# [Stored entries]
::::::::::
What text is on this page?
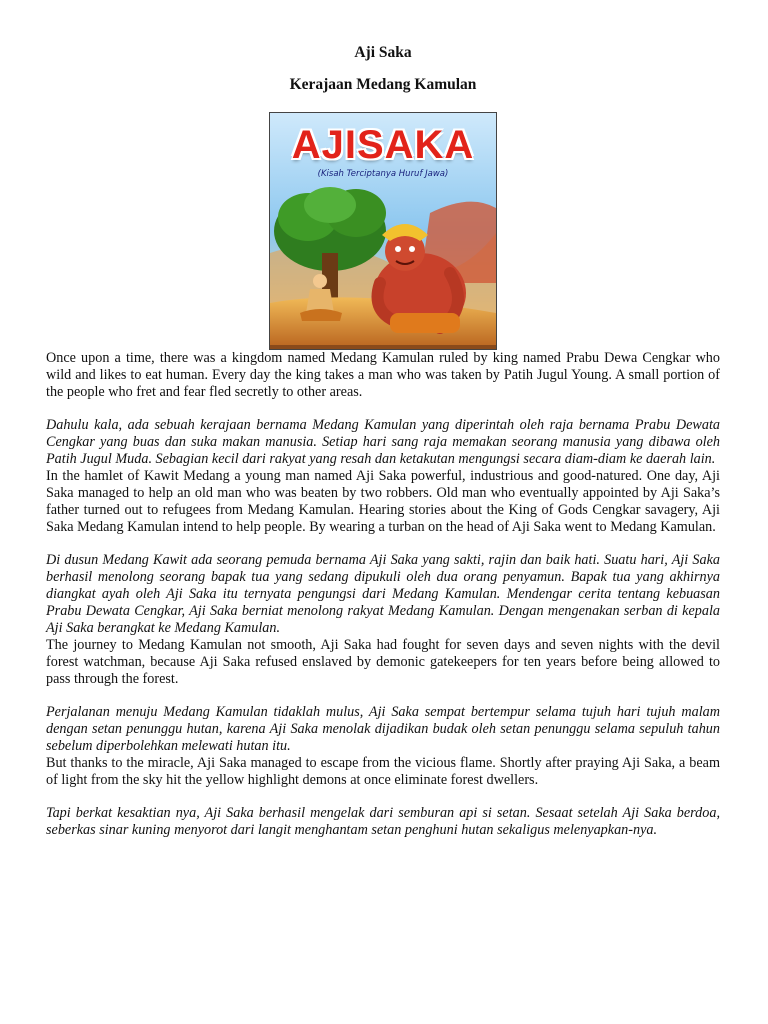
Aji Saka
Kerajaan Medang Kamulan
AJISAKA
(Kisah Terciptanya Huruf Jawa)

Once upon a time, there was a kingdom named Medang Kamulan ruled by king named Prabu Dewa Cengkar who wild and likes to eat human. Every day the king takes a man who was taken by Patih Jugul Young. A small portion of the people who fret and fear fled secretly to other areas.

Dahulu kala, ada sebuah kerajaan bernama Medang Kamulan yang diperintah oleh raja bernama Prabu Dewata Cengkar yang buas dan suka makan manusia. Setiap hari sang raja memakan seorang manusia yang dibawa oleh Patih Jugul Muda. Sebagian kecil dari rakyat yang resah dan ketakutan mengungsi secara diam-diam ke daerah lain.

In the hamlet of Kawit Medang a young man named Aji Saka powerful, industrious and good-natured. One day, Aji Saka managed to help an old man who was beaten by two robbers. Old man who eventually appointed by Aji Saka’s father turned out to refugees from Medang Kamulan. Hearing stories about the King of Gods Cengkar savagery, Aji Saka Medang Kamulan intend to help people. By wearing a turban on the head of Aji Saka went to Medang Kamulan.

Di dusun Medang Kawit ada seorang pemuda bernama Aji Saka yang sakti, rajin dan baik hati. Suatu hari, Aji Saka berhasil menolong seorang bapak tua yang sedang dipukuli oleh dua orang penyamun. Bapak tua yang akhirnya diangkat ayah oleh Aji Saka itu ternyata pengungsi dari Medang Kamulan. Mendengar cerita tentang kebuasan Prabu Dewata Cengkar, Aji Saka berniat menolong rakyat Medang Kamulan. Dengan mengenakan serban di kepala Aji Saka berangkat ke Medang Kamulan.

The journey to Medang Kamulan not smooth, Aji Saka had fought for seven days and seven nights with the devil forest watchman, because Aji Saka refused enslaved by demonic gatekeepers for ten years before being allowed to pass through the forest.

Perjalanan menuju Medang Kamulan tidaklah mulus, Aji Saka sempat bertempur selama tujuh hari tujuh malam dengan setan penunggu hutan, karena Aji Saka menolak dijadikan budak oleh setan penunggu selama sepuluh tahun sebelum diperbolehkan melewati hutan itu.

But thanks to the miracle, Aji Saka managed to escape from the vicious flame. Shortly after praying Aji Saka, a beam of light from the sky hit the yellow highlight demons at once eliminate forest dwellers.

Tapi berkat kesaktian nya, Aji Saka berhasil mengelak dari semburan api si setan. Sesaat setelah Aji Saka berdoa, seberkas sinar kuning menyorot dari langit menghantam setan penghuni hutan sekaligus melenyapkan-nya.
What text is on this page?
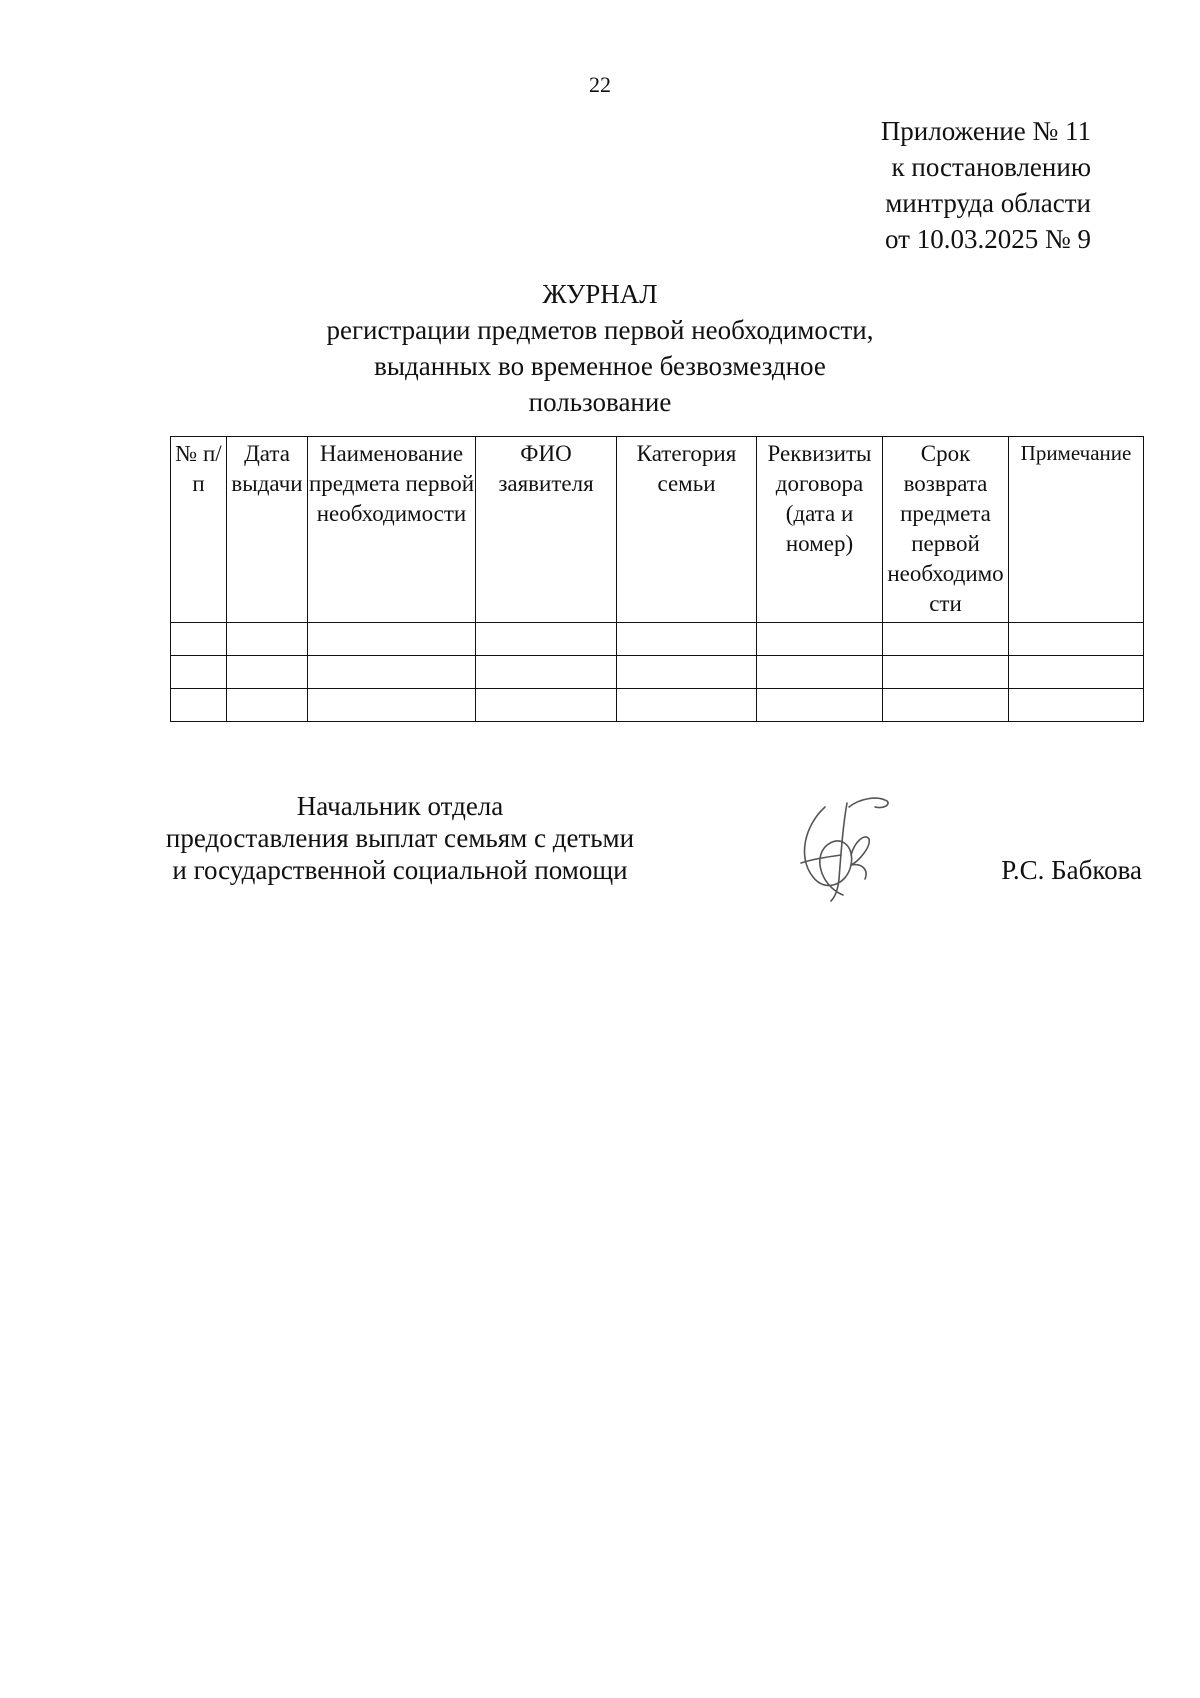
22
Приложение № 11
к постановлению
минтруда области
от 10.03.2025 № 9
ЖУРНАЛ
регистрации предметов первой необходимости,
выданных во временное безвозмездное
пользование
№ п/п	Дата выдачи	Наименование предмета первой необходимости	ФИО заявителя	Категория семьи	Реквизиты договора (дата и номер)	Срок возврата предмета первой необходимости	Примечание

Начальник отдела
предоставления выплат семьям с детьми
и государственной социальной помощи	Р.С. Бабкова
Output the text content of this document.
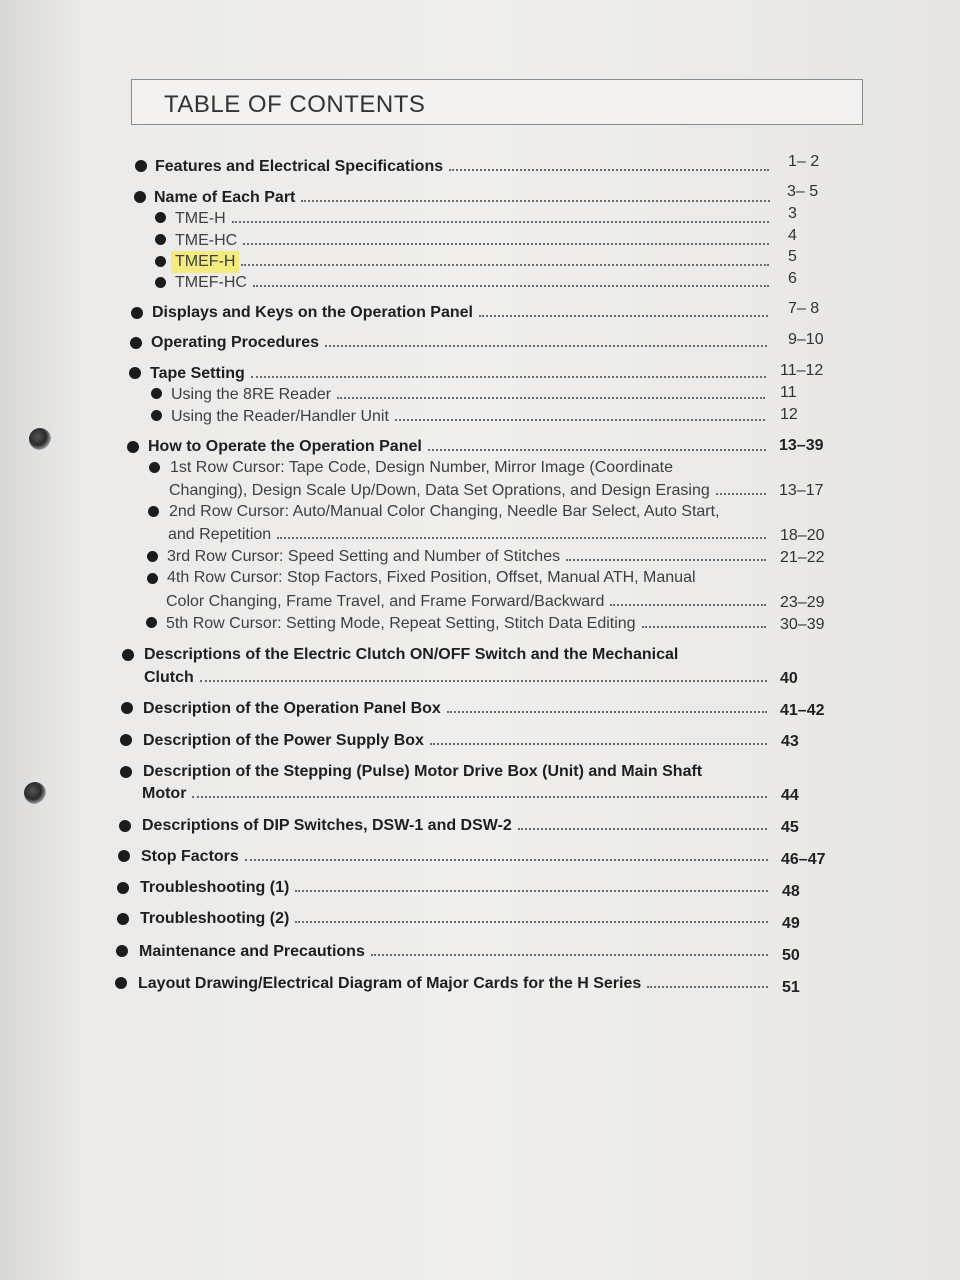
TABLE OF CONTENTS
Features and Electrical Specifications	1– 2
Name of Each Part	3– 5
TME-H	3
TME-HC	4
TMEF-H	5
TMEF-HC	6
Displays and Keys on the Operation Panel	7– 8
Operating Procedures	9–10
Tape Setting	11–12
Using the 8RE Reader	11
Using the Reader/Handler Unit	12
How to Operate the Operation Panel	13–39
1st Row Cursor: Tape Code, Design Number, Mirror Image (Coordinate
Changing), Design Scale Up/Down, Data Set Oprations, and Design Erasing	13–17
2nd Row Cursor: Auto/Manual Color Changing, Needle Bar Select, Auto Start,
and Repetition	18–20
3rd Row Cursor: Speed Setting and Number of Stitches	21–22
4th Row Cursor: Stop Factors, Fixed Position, Offset, Manual ATH, Manual
Color Changing, Frame Travel, and Frame Forward/Backward	23–29
5th Row Cursor: Setting Mode, Repeat Setting, Stitch Data Editing	30–39
Descriptions of the Electric Clutch ON/OFF Switch and the Mechanical
Clutch	40
Description of the Operation Panel Box	41–42
Description of the Power Supply Box	43
Description of the Stepping (Pulse) Motor Drive Box (Unit) and Main Shaft
Motor	44
Descriptions of DIP Switches, DSW-1 and DSW-2	45
Stop Factors	46–47
Troubleshooting (1)	48
Troubleshooting (2)	49
Maintenance and Precautions	50
Layout Drawing/Electrical Diagram of Major Cards for the H Series	51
::::::::::
All of the entries above should be copied exactly, except for the pictures.

What text is on this page?
Aji Saka
Kerajaan Medang Kamulan
AJISAKA
(Kisah Terciptanya Huruf Jawa)

Once upon a time, there was a kingdom named Medang Kamulan ruled by king named Prabu Dewa Cengkar who wild and likes to eat human. Every day the king takes a man who was taken by Patih Jugul Young. A small portion of the people who fret and fear fled secretly to other areas.

Dahulu kala, ada sebuah kerajaan bernama Medang Kamulan yang diperintah oleh raja bernama Prabu Dewata Cengkar yang buas dan suka makan manusia. Setiap hari sang raja memakan seorang manusia yang dibawa oleh Patih Jugul Muda. Sebagian kecil dari rakyat yang resah dan ketakutan mengungsi secara diam-diam ke daerah lain.

In the hamlet of Kawit Medang a young man named Aji Saka powerful, industrious and good-natured. One day, Aji Saka managed to help an old man who was beaten by two robbers. Old man who eventually appointed by Aji Saka’s father turned out to refugees from Medang Kamulan. Hearing stories about the King of Gods Cengkar savagery, Aji Saka Medang Kamulan intend to help people. By wearing a turban on the head of Aji Saka went to Medang Kamulan.

Di dusun Medang Kawit ada seorang pemuda bernama Aji Saka yang sakti, rajin dan baik hati. Suatu hari, Aji Saka berhasil menolong seorang bapak tua yang sedang dipukuli oleh dua orang penyamun. Bapak tua yang akhirnya diangkat ayah oleh Aji Saka itu ternyata pengungsi dari Medang Kamulan. Mendengar cerita tentang kebuasan Prabu Dewata Cengkar, Aji Saka berniat menolong rakyat Medang Kamulan. Dengan mengenakan serban di kepala Aji Saka berangkat ke Medang Kamulan.

The journey to Medang Kamulan not smooth, Aji Saka had fought for seven days and seven nights with the devil forest watchman, because Aji Saka refused enslaved by demonic gatekeepers for ten years before being allowed to pass through the forest.

Perjalanan menuju Medang Kamulan tidaklah mulus, Aji Saka sempat bertempur selama tujuh hari tujuh malam dengan setan penunggu hutan, karena Aji Saka menolak dijadikan budak oleh setan penunggu selama sepuluh tahun sebelum diperbolehkan melewati hutan itu.

But thanks to the miracle, Aji Saka managed to escape from the vicious flame. Shortly after praying Aji Saka, a beam of light from the sky hit the yellow highlight demons at once eliminate forest dwellers.

Tapi berkat kesaktian nya, Aji Saka berhasil mengelak dari semburan api si setan. Sesaat setelah Aji Saka berdoa, seberkas sinar kuning menyorot dari langit menghantam setan penghuni hutan sekaligus melenyapkan-nya.
What text is on this page?
22
Приложение № 11
к постановлению
минтруда области
от 10.03.2025 № 9
ЖУРНАЛ
регистрации предметов первой необходимости,
выданных во временное безвозмездное
пользование
№ п/п	Дата выдачи	Наименование предмета первой необходимости	ФИО заявителя	Категория семьи	Реквизиты договора (дата и номер)	Срок возврата предмета первой необходимости	Примечание

Начальник отдела
предоставления выплат семьям с детьми
и государственной социальной помощи	Р.С. Бабкова
Output the text content of this document.
TABLE OF CONTENTS
Features and Electrical Specifications	1– 2
Name of Each Part	3– 5
TME-H	3
TME-HC	4
TMEF-H	5
TMEF-HC	6
Displays and Keys on the Operation Panel	7– 8
Operating Procedures	9–10
Tape Setting	11–12
Using the 8RE Reader	11
Using the Reader/Handler Unit	12
How to Operate the Operation Panel	13–39
1st Row Cursor: Tape Code, Design Number, Mirror Image (Coordinate
Changing), Design Scale Up/Down, Data Set Oprations, and Design Erasing	13–17
2nd Row Cursor: Auto/Manual Color Changing, Needle Bar Select, Auto Start,
and Repetition	18–20
3rd Row Cursor: Speed Setting and Number of Stitches	21–22
4th Row Cursor: Stop Factors, Fixed Position, Offset, Manual ATH, Manual
Color Changing, Frame Travel, and Frame Forward/Backward	23–29
5th Row Cursor: Setting Mode, Repeat Setting, Stitch Data Editing	30–39
Descriptions of the Electric Clutch ON/OFF Switch and the Mechanical
Clutch	40
Description of the Operation Panel Box	41–42
Description of the Power Supply Box	43
Description of the Stepping (Pulse) Motor Drive Box (Unit) and Main Shaft
Motor	44
Descriptions of DIP Switches, DSW-1 and DSW-2	45
Stop Factors	46–47
Troubleshooting (1)	48
Troubleshooting (2)	49
Maintenance and Precautions	50
Layout Drawing/Electrical Diagram of Major Cards for the H Series	51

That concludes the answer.